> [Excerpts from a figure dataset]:
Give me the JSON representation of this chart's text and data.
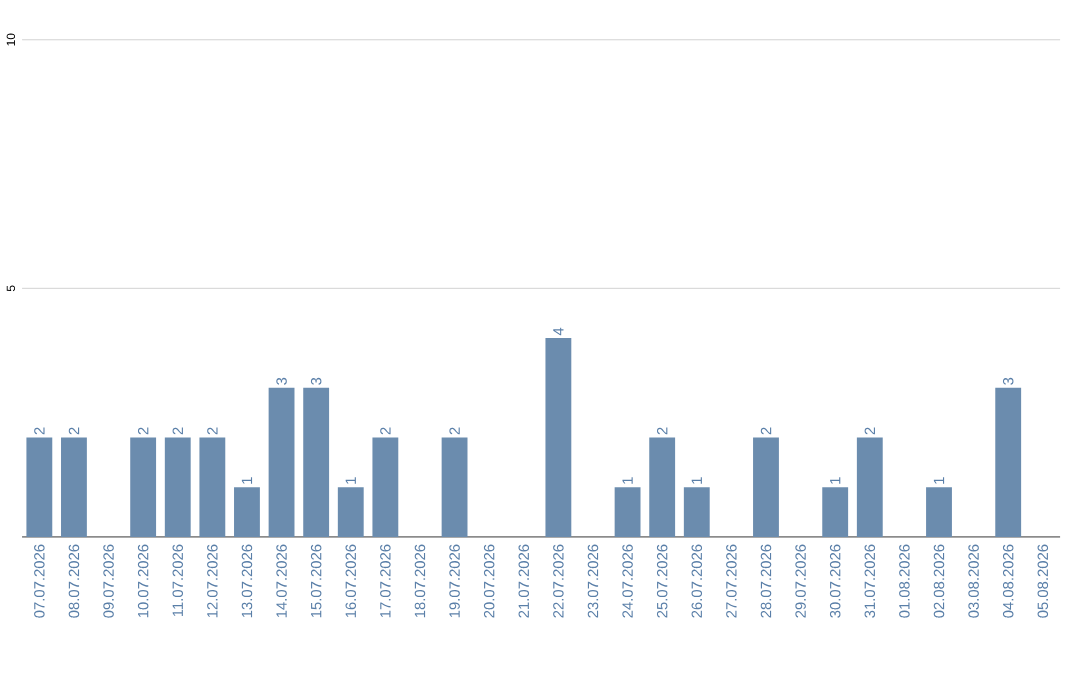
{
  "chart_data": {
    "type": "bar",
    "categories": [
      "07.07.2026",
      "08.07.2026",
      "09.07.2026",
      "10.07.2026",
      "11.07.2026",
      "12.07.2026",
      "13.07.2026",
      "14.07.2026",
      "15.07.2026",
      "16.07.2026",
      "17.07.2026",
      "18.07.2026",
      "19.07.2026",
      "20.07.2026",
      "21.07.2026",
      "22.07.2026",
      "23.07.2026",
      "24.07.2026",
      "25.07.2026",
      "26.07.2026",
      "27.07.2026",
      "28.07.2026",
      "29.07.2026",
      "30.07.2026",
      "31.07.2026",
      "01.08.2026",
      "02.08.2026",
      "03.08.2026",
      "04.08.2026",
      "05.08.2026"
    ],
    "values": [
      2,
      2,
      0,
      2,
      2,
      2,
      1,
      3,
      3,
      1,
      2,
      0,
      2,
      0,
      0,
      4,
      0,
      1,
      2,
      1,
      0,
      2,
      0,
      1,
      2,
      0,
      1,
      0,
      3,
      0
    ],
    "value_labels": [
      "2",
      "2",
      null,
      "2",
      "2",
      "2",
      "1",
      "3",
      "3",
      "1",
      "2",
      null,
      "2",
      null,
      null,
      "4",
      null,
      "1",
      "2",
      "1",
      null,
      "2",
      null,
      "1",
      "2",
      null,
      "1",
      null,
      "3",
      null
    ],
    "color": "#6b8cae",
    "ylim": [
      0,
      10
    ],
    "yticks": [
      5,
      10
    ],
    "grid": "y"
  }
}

> [What you are asked to do]: Take the records above and transcribe them exactly, dropping every picture.

> [In response]:
Give me the JSON representation of this chart's text and data.
{
  "chart_data": {
    "type": "bar",
    "categories": [
      "07.07.2026",
      "08.07.2026",
      "09.07.2026",
      "10.07.2026",
      "11.07.2026",
      "12.07.2026",
      "13.07.2026",
      "14.07.2026",
      "15.07.2026",
      "16.07.2026",
      "17.07.2026",
      "18.07.2026",
      "19.07.2026",
      "20.07.2026",
      "21.07.2026",
      "22.07.2026",
      "23.07.2026",
      "24.07.2026",
      "25.07.2026",
      "26.07.2026",
      "27.07.2026",
      "28.07.2026",
      "29.07.2026",
      "30.07.2026",
      "31.07.2026",
      "01.08.2026",
      "02.08.2026",
      "03.08.2026",
      "04.08.2026",
      "05.08.2026"
    ],
    "values": [
      2,
      2,
      0,
      2,
      2,
      2,
      1,
      3,
      3,
      1,
      2,
      0,
      2,
      0,
      0,
      4,
      0,
      1,
      2,
      1,
      0,
      2,
      0,
      1,
      2,
      0,
      1,
      0,
      3,
      0
    ],
    "value_labels": [
      "2",
      "2",
      null,
      "2",
      "2",
      "2",
      "1",
      "3",
      "3",
      "1",
      "2",
      null,
      "2",
      null,
      null,
      "4",
      null,
      "1",
      "2",
      "1",
      null,
      "2",
      null,
      "1",
      "2",
      null,
      "1",
      null,
      "3",
      null
    ],
    "color": "#6b8cae",
    "ylim": [
      0,
      10
    ],
    "yticks": [
      5,
      10
    ],
    "grid": "y"
  }
}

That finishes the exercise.